Dataset items:
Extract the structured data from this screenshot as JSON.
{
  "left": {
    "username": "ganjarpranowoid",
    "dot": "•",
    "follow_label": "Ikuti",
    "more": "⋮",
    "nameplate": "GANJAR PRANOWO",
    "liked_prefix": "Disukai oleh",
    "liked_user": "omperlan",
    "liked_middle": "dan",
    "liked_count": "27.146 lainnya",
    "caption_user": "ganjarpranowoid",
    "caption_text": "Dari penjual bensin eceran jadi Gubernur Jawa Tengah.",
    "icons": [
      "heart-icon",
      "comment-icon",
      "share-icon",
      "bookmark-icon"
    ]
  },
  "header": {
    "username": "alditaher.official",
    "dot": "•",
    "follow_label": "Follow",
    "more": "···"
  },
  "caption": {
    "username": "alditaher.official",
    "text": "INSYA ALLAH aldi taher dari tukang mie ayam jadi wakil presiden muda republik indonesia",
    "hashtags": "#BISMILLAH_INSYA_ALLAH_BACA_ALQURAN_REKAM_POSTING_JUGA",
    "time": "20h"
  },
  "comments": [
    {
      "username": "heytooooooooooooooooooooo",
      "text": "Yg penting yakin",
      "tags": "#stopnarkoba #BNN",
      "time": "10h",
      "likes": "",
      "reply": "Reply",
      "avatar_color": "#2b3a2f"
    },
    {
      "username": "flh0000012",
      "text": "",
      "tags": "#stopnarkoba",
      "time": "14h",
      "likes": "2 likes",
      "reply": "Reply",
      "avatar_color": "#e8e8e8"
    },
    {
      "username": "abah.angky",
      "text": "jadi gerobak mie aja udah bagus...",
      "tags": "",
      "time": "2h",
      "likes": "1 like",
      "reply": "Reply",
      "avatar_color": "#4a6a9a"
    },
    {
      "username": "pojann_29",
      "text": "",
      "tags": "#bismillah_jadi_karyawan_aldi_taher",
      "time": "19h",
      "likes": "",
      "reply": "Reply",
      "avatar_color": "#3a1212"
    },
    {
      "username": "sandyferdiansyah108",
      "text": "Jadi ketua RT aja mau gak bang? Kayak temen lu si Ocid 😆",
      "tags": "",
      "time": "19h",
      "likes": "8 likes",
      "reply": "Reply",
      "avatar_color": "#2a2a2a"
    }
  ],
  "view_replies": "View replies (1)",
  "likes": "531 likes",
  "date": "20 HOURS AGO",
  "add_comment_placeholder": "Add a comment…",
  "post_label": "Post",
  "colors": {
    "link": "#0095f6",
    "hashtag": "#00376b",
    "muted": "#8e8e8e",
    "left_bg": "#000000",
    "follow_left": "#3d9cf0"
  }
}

● **Challenge**: Output all of the data above without any alteration.

● **Complete answer**:
Extract the structured data from this screenshot as JSON.
{
  "left": {
    "username": "ganjarpranowoid",
    "dot": "•",
    "follow_label": "Ikuti",
    "more": "⋮",
    "nameplate": "GANJAR PRANOWO",
    "liked_prefix": "Disukai oleh",
    "liked_user": "omperlan",
    "liked_middle": "dan",
    "liked_count": "27.146 lainnya",
    "caption_user": "ganjarpranowoid",
    "caption_text": "Dari penjual bensin eceran jadi Gubernur Jawa Tengah.",
    "icons": [
      "heart-icon",
      "comment-icon",
      "share-icon",
      "bookmark-icon"
    ]
  },
  "header": {
    "username": "alditaher.official",
    "dot": "•",
    "follow_label": "Follow",
    "more": "···"
  },
  "caption": {
    "username": "alditaher.official",
    "text": "INSYA ALLAH aldi taher dari tukang mie ayam jadi wakil presiden muda republik indonesia",
    "hashtags": "#BISMILLAH_INSYA_ALLAH_BACA_ALQURAN_REKAM_POSTING_JUGA",
    "time": "20h"
  },
  "comments": [
    {
      "username": "heytooooooooooooooooooooo",
      "text": "Yg penting yakin",
      "tags": "#stopnarkoba #BNN",
      "time": "10h",
      "likes": "",
      "reply": "Reply",
      "avatar_color": "#2b3a2f"
    },
    {
      "username": "flh0000012",
      "text": "",
      "tags": "#stopnarkoba",
      "time": "14h",
      "likes": "2 likes",
      "reply": "Reply",
      "avatar_color": "#e8e8e8"
    },
    {
      "username": "abah.angky",
      "text": "jadi gerobak mie aja udah bagus...",
      "tags": "",
      "time": "2h",
      "likes": "1 like",
      "reply": "Reply",
      "avatar_color": "#4a6a9a"
    },
    {
      "username": "pojann_29",
      "text": "",
      "tags": "#bismillah_jadi_karyawan_aldi_taher",
      "time": "19h",
      "likes": "",
      "reply": "Reply",
      "avatar_color": "#3a1212"
    },
    {
      "username": "sandyferdiansyah108",
      "text": "Jadi ketua RT aja mau gak bang? Kayak temen lu si Ocid 😆",
      "tags": "",
      "time": "19h",
      "likes": "8 likes",
      "reply": "Reply",
      "avatar_color": "#2a2a2a"
    }
  ],
  "view_replies": "View replies (1)",
  "likes": "531 likes",
  "date": "20 HOURS AGO",
  "add_comment_placeholder": "Add a comment…",
  "post_label": "Post",
  "colors": {
    "link": "#0095f6",
    "hashtag": "#00376b",
    "muted": "#8e8e8e",
    "left_bg": "#000000",
    "follow_left": "#3d9cf0"
  }
}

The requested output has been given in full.